▶ [DIRECTION]: Each line of the material below should be reproduced exactly.

▶ [MATERIAL SHOWN]:

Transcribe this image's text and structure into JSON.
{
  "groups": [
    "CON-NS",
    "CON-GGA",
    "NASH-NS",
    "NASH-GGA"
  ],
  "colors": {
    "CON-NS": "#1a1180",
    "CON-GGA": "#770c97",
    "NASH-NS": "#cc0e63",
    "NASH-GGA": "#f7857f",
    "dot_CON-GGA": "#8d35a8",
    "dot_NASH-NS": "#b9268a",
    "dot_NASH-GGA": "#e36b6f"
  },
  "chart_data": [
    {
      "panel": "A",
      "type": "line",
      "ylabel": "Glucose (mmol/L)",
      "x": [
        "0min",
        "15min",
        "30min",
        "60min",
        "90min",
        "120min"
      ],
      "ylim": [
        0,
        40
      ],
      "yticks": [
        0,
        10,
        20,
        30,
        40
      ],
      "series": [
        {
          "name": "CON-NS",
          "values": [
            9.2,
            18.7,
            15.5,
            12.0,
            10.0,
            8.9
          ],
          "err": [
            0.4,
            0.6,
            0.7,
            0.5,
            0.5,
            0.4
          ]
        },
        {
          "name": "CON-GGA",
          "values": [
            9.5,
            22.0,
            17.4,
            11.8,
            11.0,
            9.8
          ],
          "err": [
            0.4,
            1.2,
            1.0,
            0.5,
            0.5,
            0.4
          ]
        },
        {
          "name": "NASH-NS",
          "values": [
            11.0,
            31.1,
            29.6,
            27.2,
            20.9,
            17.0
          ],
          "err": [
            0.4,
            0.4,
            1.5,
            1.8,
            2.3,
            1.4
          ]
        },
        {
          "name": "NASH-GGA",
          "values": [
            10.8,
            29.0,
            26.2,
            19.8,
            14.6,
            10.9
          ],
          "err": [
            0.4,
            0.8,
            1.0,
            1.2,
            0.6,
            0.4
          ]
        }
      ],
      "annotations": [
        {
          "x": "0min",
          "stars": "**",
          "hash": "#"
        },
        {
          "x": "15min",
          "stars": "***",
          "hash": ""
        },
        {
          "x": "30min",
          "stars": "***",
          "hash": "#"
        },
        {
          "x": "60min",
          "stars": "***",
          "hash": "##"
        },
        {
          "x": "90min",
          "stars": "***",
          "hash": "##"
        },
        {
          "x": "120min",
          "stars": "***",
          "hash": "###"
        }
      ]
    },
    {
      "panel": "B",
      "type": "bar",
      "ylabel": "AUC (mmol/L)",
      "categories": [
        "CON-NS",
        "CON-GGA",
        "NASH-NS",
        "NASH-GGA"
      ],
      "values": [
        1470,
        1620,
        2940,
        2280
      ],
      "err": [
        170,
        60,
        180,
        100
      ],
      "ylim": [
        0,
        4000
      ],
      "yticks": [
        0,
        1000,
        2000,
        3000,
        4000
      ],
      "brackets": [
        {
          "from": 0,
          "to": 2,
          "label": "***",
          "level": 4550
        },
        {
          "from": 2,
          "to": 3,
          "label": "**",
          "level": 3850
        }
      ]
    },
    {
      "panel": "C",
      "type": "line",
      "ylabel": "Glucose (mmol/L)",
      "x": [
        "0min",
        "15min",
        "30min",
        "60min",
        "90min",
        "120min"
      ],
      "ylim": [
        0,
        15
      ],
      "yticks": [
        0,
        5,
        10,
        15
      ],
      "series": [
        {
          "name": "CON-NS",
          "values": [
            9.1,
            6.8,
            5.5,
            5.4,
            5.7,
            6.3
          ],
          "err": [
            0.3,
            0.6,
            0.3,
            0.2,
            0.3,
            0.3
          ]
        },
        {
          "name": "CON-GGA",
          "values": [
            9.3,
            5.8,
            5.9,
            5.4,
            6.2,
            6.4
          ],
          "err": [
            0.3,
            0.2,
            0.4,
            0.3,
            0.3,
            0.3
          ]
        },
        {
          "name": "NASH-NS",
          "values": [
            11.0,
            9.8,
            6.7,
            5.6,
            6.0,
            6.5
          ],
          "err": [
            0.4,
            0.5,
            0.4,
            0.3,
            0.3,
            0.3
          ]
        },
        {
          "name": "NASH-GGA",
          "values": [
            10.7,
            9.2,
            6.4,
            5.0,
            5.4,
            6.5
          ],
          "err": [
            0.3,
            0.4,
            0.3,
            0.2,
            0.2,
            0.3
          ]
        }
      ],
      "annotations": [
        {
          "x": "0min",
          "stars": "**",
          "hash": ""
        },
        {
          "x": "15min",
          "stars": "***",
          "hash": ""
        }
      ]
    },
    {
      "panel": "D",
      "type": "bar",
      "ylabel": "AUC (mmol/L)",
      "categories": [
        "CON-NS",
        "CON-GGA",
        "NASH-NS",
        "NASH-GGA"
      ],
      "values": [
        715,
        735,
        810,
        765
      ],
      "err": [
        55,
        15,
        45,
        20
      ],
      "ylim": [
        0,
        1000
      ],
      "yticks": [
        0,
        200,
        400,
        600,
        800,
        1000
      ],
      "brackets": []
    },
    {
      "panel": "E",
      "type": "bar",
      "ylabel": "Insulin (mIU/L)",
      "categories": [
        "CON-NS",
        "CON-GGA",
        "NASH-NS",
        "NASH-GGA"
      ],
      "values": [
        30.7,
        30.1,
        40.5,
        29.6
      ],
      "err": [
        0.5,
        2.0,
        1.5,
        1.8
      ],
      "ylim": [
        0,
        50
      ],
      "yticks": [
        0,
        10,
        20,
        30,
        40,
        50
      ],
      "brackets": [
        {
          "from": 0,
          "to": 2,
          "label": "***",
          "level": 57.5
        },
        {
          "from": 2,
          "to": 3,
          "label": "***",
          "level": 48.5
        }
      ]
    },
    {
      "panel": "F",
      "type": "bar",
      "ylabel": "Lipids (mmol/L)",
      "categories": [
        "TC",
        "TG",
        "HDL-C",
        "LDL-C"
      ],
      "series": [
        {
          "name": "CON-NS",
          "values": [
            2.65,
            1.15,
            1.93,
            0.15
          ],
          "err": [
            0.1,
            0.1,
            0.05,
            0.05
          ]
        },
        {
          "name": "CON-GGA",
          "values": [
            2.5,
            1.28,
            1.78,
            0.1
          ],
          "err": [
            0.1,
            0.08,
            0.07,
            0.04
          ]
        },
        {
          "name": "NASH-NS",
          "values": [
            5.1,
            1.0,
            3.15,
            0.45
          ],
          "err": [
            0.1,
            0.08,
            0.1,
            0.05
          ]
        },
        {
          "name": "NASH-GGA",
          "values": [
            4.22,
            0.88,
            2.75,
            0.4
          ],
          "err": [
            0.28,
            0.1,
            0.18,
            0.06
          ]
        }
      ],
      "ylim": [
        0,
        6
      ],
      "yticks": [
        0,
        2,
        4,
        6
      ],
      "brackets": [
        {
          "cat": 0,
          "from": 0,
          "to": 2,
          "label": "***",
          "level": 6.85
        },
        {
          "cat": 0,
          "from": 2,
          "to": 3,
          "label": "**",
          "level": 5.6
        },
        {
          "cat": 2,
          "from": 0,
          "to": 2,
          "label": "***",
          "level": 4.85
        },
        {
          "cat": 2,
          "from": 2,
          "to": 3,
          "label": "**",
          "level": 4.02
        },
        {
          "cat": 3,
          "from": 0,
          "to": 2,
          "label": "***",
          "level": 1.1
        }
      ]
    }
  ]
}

▶ [SOLVED PROBLEM]:
Transcribe this image's text and structure into JSON.
{
  "groups": [
    "CON-NS",
    "CON-GGA",
    "NASH-NS",
    "NASH-GGA"
  ],
  "colors": {
    "CON-NS": "#1a1180",
    "CON-GGA": "#770c97",
    "NASH-NS": "#cc0e63",
    "NASH-GGA": "#f7857f",
    "dot_CON-GGA": "#8d35a8",
    "dot_NASH-NS": "#b9268a",
    "dot_NASH-GGA": "#e36b6f"
  },
  "chart_data": [
    {
      "panel": "A",
      "type": "line",
      "ylabel": "Glucose (mmol/L)",
      "x": [
        "0min",
        "15min",
        "30min",
        "60min",
        "90min",
        "120min"
      ],
      "ylim": [
        0,
        40
      ],
      "yticks": [
        0,
        10,
        20,
        30,
        40
      ],
      "series": [
        {
          "name": "CON-NS",
          "values": [
            9.2,
            18.7,
            15.5,
            12.0,
            10.0,
            8.9
          ],
          "err": [
            0.4,
            0.6,
            0.7,
            0.5,
            0.5,
            0.4
          ]
        },
        {
          "name": "CON-GGA",
          "values": [
            9.5,
            22.0,
            17.4,
            11.8,
            11.0,
            9.8
          ],
          "err": [
            0.4,
            1.2,
            1.0,
            0.5,
            0.5,
            0.4
          ]
        },
        {
          "name": "NASH-NS",
          "values": [
            11.0,
            31.1,
            29.6,
            27.2,
            20.9,
            17.0
          ],
          "err": [
            0.4,
            0.4,
            1.5,
            1.8,
            2.3,
            1.4
          ]
        },
        {
          "name": "NASH-GGA",
          "values": [
            10.8,
            29.0,
            26.2,
            19.8,
            14.6,
            10.9
          ],
          "err": [
            0.4,
            0.8,
            1.0,
            1.2,
            0.6,
            0.4
          ]
        }
      ],
      "annotations": [
        {
          "x": "0min",
          "stars": "**",
          "hash": "#"
        },
        {
          "x": "15min",
          "stars": "***",
          "hash": ""
        },
        {
          "x": "30min",
          "stars": "***",
          "hash": "#"
        },
        {
          "x": "60min",
          "stars": "***",
          "hash": "##"
        },
        {
          "x": "90min",
          "stars": "***",
          "hash": "##"
        },
        {
          "x": "120min",
          "stars": "***",
          "hash": "###"
        }
      ]
    },
    {
      "panel": "B",
      "type": "bar",
      "ylabel": "AUC (mmol/L)",
      "categories": [
        "CON-NS",
        "CON-GGA",
        "NASH-NS",
        "NASH-GGA"
      ],
      "values": [
        1470,
        1620,
        2940,
        2280
      ],
      "err": [
        170,
        60,
        180,
        100
      ],
      "ylim": [
        0,
        4000
      ],
      "yticks": [
        0,
        1000,
        2000,
        3000,
        4000
      ],
      "brackets": [
        {
          "from": 0,
          "to": 2,
          "label": "***",
          "level": 4550
        },
        {
          "from": 2,
          "to": 3,
          "label": "**",
          "level": 3850
        }
      ]
    },
    {
      "panel": "C",
      "type": "line",
      "ylabel": "Glucose (mmol/L)",
      "x": [
        "0min",
        "15min",
        "30min",
        "60min",
        "90min",
        "120min"
      ],
      "ylim": [
        0,
        15
      ],
      "yticks": [
        0,
        5,
        10,
        15
      ],
      "series": [
        {
          "name": "CON-NS",
          "values": [
            9.1,
            6.8,
            5.5,
            5.4,
            5.7,
            6.3
          ],
          "err": [
            0.3,
            0.6,
            0.3,
            0.2,
            0.3,
            0.3
          ]
        },
        {
          "name": "CON-GGA",
          "values": [
            9.3,
            5.8,
            5.9,
            5.4,
            6.2,
            6.4
          ],
          "err": [
            0.3,
            0.2,
            0.4,
            0.3,
            0.3,
            0.3
          ]
        },
        {
          "name": "NASH-NS",
          "values": [
            11.0,
            9.8,
            6.7,
            5.6,
            6.0,
            6.5
          ],
          "err": [
            0.4,
            0.5,
            0.4,
            0.3,
            0.3,
            0.3
          ]
        },
        {
          "name": "NASH-GGA",
          "values": [
            10.7,
            9.2,
            6.4,
            5.0,
            5.4,
            6.5
          ],
          "err": [
            0.3,
            0.4,
            0.3,
            0.2,
            0.2,
            0.3
          ]
        }
      ],
      "annotations": [
        {
          "x": "0min",
          "stars": "**",
          "hash": ""
        },
        {
          "x": "15min",
          "stars": "***",
          "hash": ""
        }
      ]
    },
    {
      "panel": "D",
      "type": "bar",
      "ylabel": "AUC (mmol/L)",
      "categories": [
        "CON-NS",
        "CON-GGA",
        "NASH-NS",
        "NASH-GGA"
      ],
      "values": [
        715,
        735,
        810,
        765
      ],
      "err": [
        55,
        15,
        45,
        20
      ],
      "ylim": [
        0,
        1000
      ],
      "yticks": [
        0,
        200,
        400,
        600,
        800,
        1000
      ],
      "brackets": []
    },
    {
      "panel": "E",
      "type": "bar",
      "ylabel": "Insulin (mIU/L)",
      "categories": [
        "CON-NS",
        "CON-GGA",
        "NASH-NS",
        "NASH-GGA"
      ],
      "values": [
        30.7,
        30.1,
        40.5,
        29.6
      ],
      "err": [
        0.5,
        2.0,
        1.5,
        1.8
      ],
      "ylim": [
        0,
        50
      ],
      "yticks": [
        0,
        10,
        20,
        30,
        40,
        50
      ],
      "brackets": [
        {
          "from": 0,
          "to": 2,
          "label": "***",
          "level": 57.5
        },
        {
          "from": 2,
          "to": 3,
          "label": "***",
          "level": 48.5
        }
      ]
    },
    {
      "panel": "F",
      "type": "bar",
      "ylabel": "Lipids (mmol/L)",
      "categories": [
        "TC",
        "TG",
        "HDL-C",
        "LDL-C"
      ],
      "series": [
        {
          "name": "CON-NS",
          "values": [
            2.65,
            1.15,
            1.93,
            0.15
          ],
          "err": [
            0.1,
            0.1,
            0.05,
            0.05
          ]
        },
        {
          "name": "CON-GGA",
          "values": [
            2.5,
            1.28,
            1.78,
            0.1
          ],
          "err": [
            0.1,
            0.08,
            0.07,
            0.04
          ]
        },
        {
          "name": "NASH-NS",
          "values": [
            5.1,
            1.0,
            3.15,
            0.45
          ],
          "err": [
            0.1,
            0.08,
            0.1,
            0.05
          ]
        },
        {
          "name": "NASH-GGA",
          "values": [
            4.22,
            0.88,
            2.75,
            0.4
          ],
          "err": [
            0.28,
            0.1,
            0.18,
            0.06
          ]
        }
      ],
      "ylim": [
        0,
        6
      ],
      "yticks": [
        0,
        2,
        4,
        6
      ],
      "brackets": [
        {
          "cat": 0,
          "from": 0,
          "to": 2,
          "label": "***",
          "level": 6.85
        },
        {
          "cat": 0,
          "from": 2,
          "to": 3,
          "label": "**",
          "level": 5.6
        },
        {
          "cat": 2,
          "from": 0,
          "to": 2,
          "label": "***",
          "level": 4.85
        },
        {
          "cat": 2,
          "from": 2,
          "to": 3,
          "label": "**",
          "level": 4.02
        },
        {
          "cat": 3,
          "from": 0,
          "to": 2,
          "label": "***",
          "level": 1.1
        }
      ]
    }
  ]
}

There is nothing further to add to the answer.